Objective:
Count how many lines hold the word "española" and give that number as the whole answer.

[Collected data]
────────────────────

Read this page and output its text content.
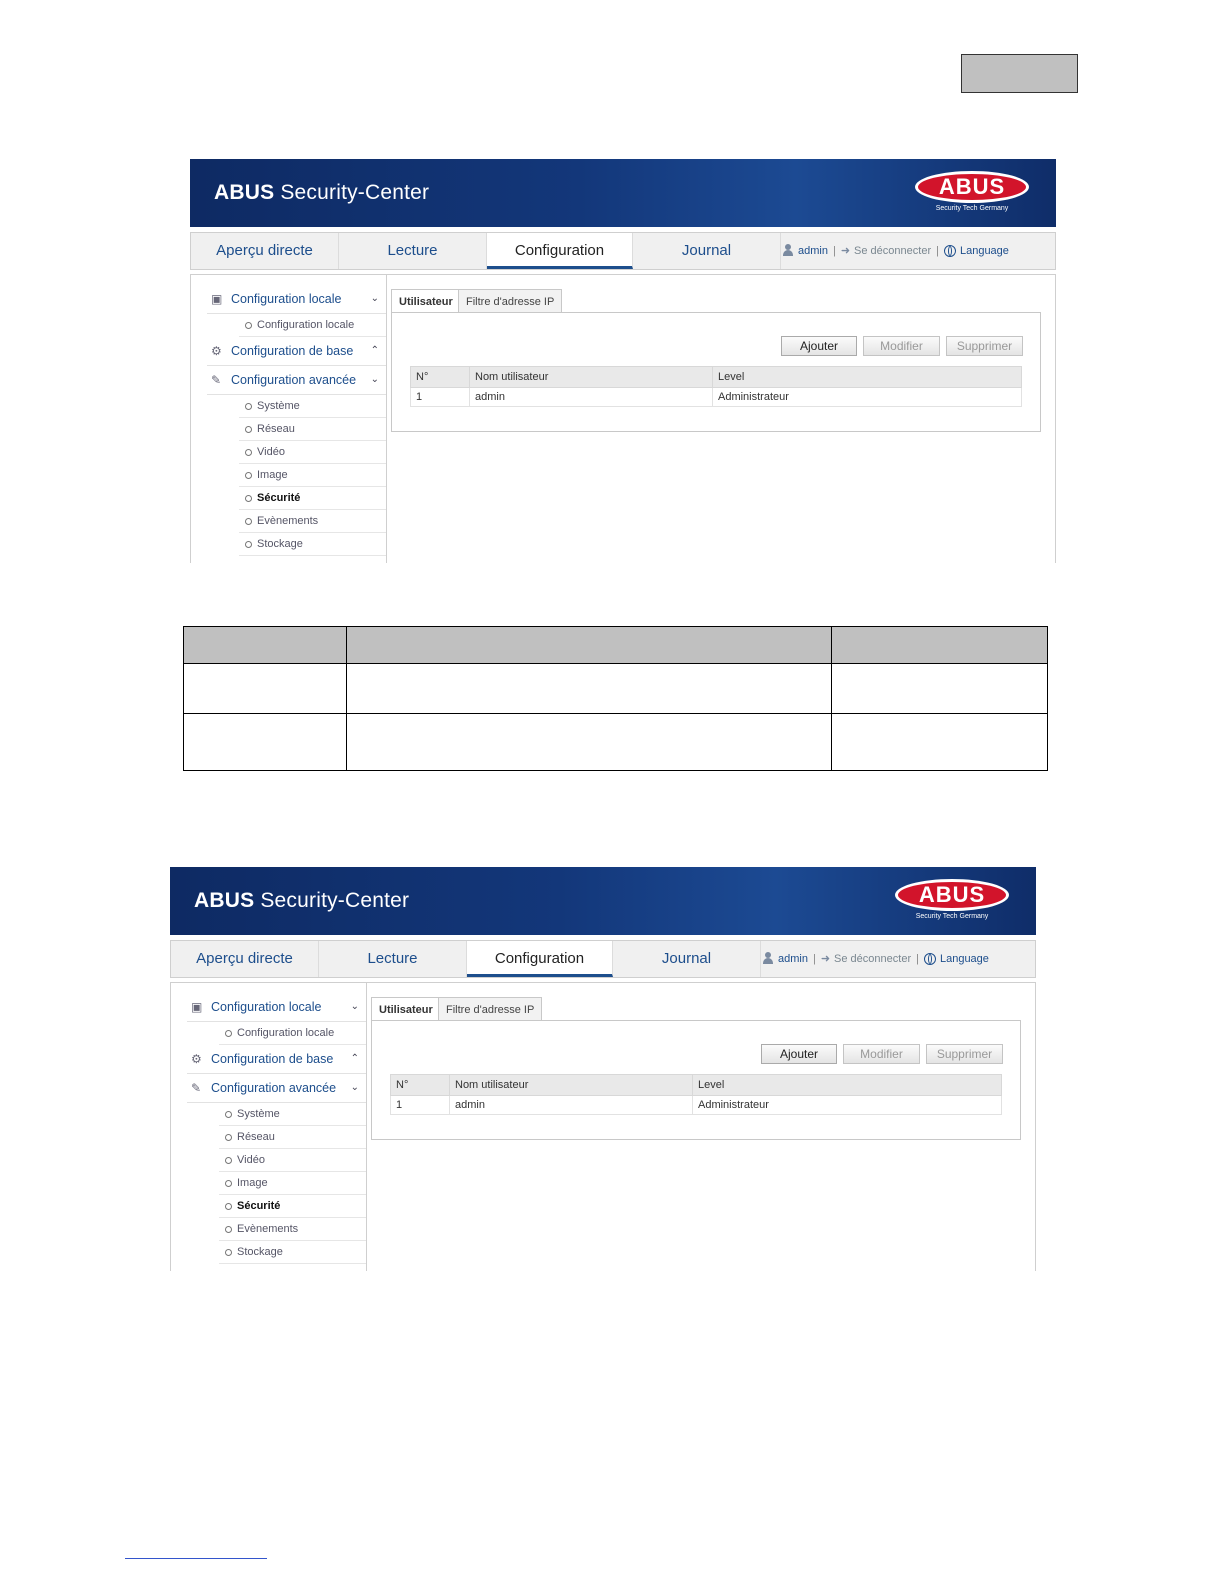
ABUS Security-Center	ABUS
Security Tech Germany
Aperçu directe	Lecture	Configuration	Journal	admin | ➜ Se déconnecter | Language
▣ Configuration locale	⌄
Configuration locale
⚙ Configuration de base ⌃
✎ Configuration avancée ⌄
Système
Réseau
Vidéo
Image
Sécurité
Evènements
Stockage
Utilisateur	Filtre d'adresse IP
Ajouter	Modifier	Supprimer
N°	Nom utilisateur	Level
1	admin	Administrateur

ABUS Security-Center	ABUS
Security Tech Germany
Aperçu directe	Lecture	Configuration	Journal	admin | ➜ Se déconnecter | Language
▣ Configuration locale	⌄
Configuration locale
⚙ Configuration de base ⌃
✎ Configuration avancée ⌄
Système
Réseau
Vidéo
Image
Sécurité
Evènements
Stockage
Utilisateur	Filtre d'adresse IP
Ajouter	Modifier	Supprimer
N°	Nom utilisateur	Level
1	admin	Administrateur
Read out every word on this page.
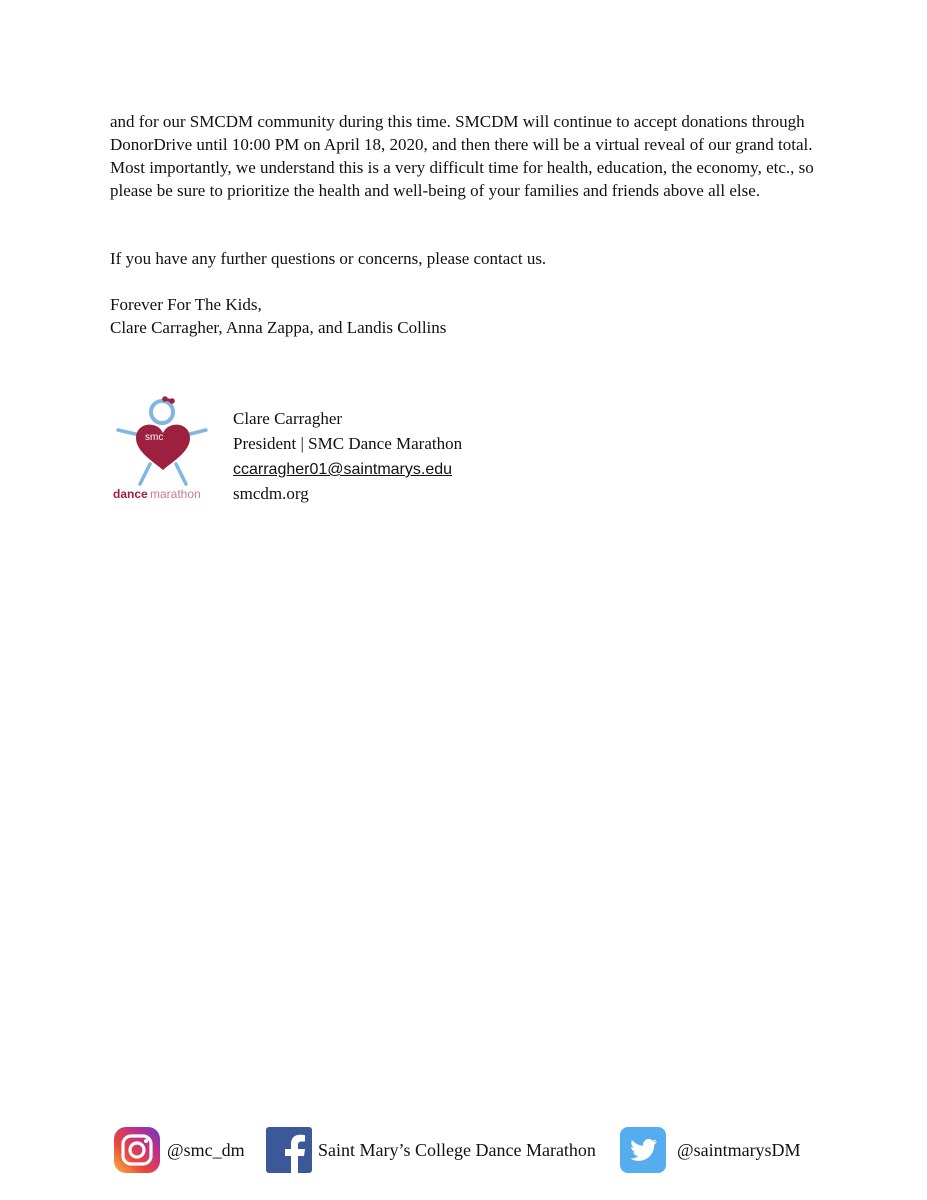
and for our SMCDM community during this time. SMCDM will continue to accept donations through DonorDrive until 10:00 PM on April 18, 2020, and then there will be a virtual reveal of our grand total. Most importantly, we understand this is a very difficult time for health, education, the economy, etc., so please be sure to prioritize the health and well-being of your families and friends above all else.

If you have any further questions or concerns, please contact us.

Forever For The Kids,
Clare Carragher, Anna Zappa, and Landis Collins

smc
dance marathon
Clare Carragher
President | SMC Dance Marathon
ccarragher01@saintmarys.edu
smcdm.org
@smc_dm	Saint Mary’s College Dance Marathon	@saintmarysDM
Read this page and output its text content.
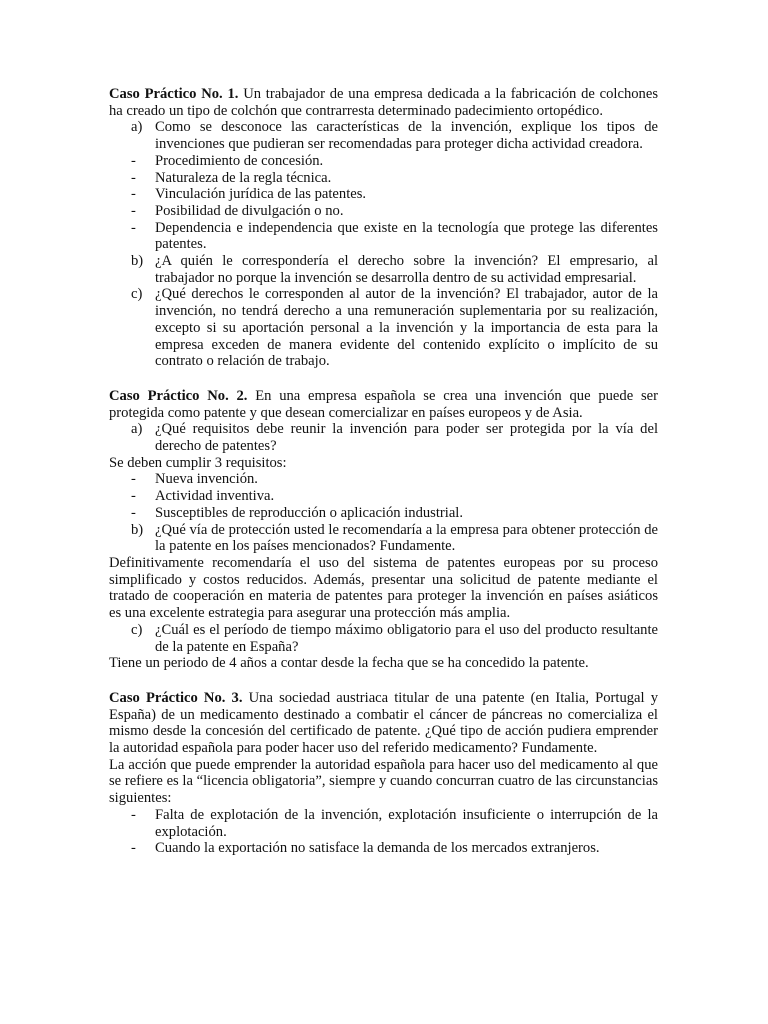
Caso Práctico No. 1. Un trabajador de una empresa dedicada a la fabricación de colchones ha creado un tipo de colchón que contrarresta determinado padecimiento ortopédico.

a) Como se desconoce las características de la invención, explique los tipos de invenciones que pudieran ser recomendadas para proteger dicha actividad creadora.
-	Procedimiento de concesión.
-	Naturaleza de la regla técnica.
-	Vinculación jurídica de las patentes.
-	Posibilidad de divulgación o no.
-	Dependencia e independencia que existe en la tecnología que protege las diferentes patentes.
b) ¿A quién le correspondería el derecho sobre la invención? El empresario, al trabajador no porque la invención se desarrolla dentro de su actividad empresarial.
c) ¿Qué derechos le corresponden al autor de la invención? El trabajador, autor de la invención, no tendrá derecho a una remuneración suplementaria por su realización, excepto si su aportación personal a la invención y la importancia de esta para la empresa exceden de manera evidente del contenido explícito o implícito de su contrato o relación de trabajo.

Caso Práctico No. 2. En una empresa española se crea una invención que puede ser protegida como patente y que desean comercializar en países europeos y de Asia.

a) ¿Qué requisitos debe reunir la invención para poder ser protegida por la vía del derecho de patentes?

Se deben cumplir 3 requisitos:

-	Nueva invención.
-	Actividad inventiva.
-	Susceptibles de reproducción o aplicación industrial.
b) ¿Qué vía de protección usted le recomendaría a la empresa para obtener protección de la patente en los países mencionados? Fundamente.

Definitivamente recomendaría el uso del sistema de patentes europeas por su proceso simplificado y costos reducidos. Además, presentar una solicitud de patente mediante el tratado de cooperación en materia de patentes para proteger la invención en países asiáticos es una excelente estrategia para asegurar una protección más amplia.

c) ¿Cuál es el período de tiempo máximo obligatorio para el uso del producto resultante de la patente en España?

Tiene un periodo de 4 años a contar desde la fecha que se ha concedido la patente.

Caso Práctico No. 3. Una sociedad austriaca titular de una patente (en Italia, Portugal y España) de un medicamento destinado a combatir el cáncer de páncreas no comercializa el mismo desde la concesión del certificado de patente. ¿Qué tipo de acción pudiera emprender la autoridad española para poder hacer uso del referido medicamento? Fundamente.

La acción que puede emprender la autoridad española para hacer uso del medicamento al que se refiere es la “licencia obligatoria”, siempre y cuando concurran cuatro de las circunstancias siguientes:

-	Falta de explotación de la invención, explotación insuficiente o interrupción de la explotación.
-	Cuando la exportación no satisface la demanda de los mercados extranjeros.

────────────────────

Expected output:
3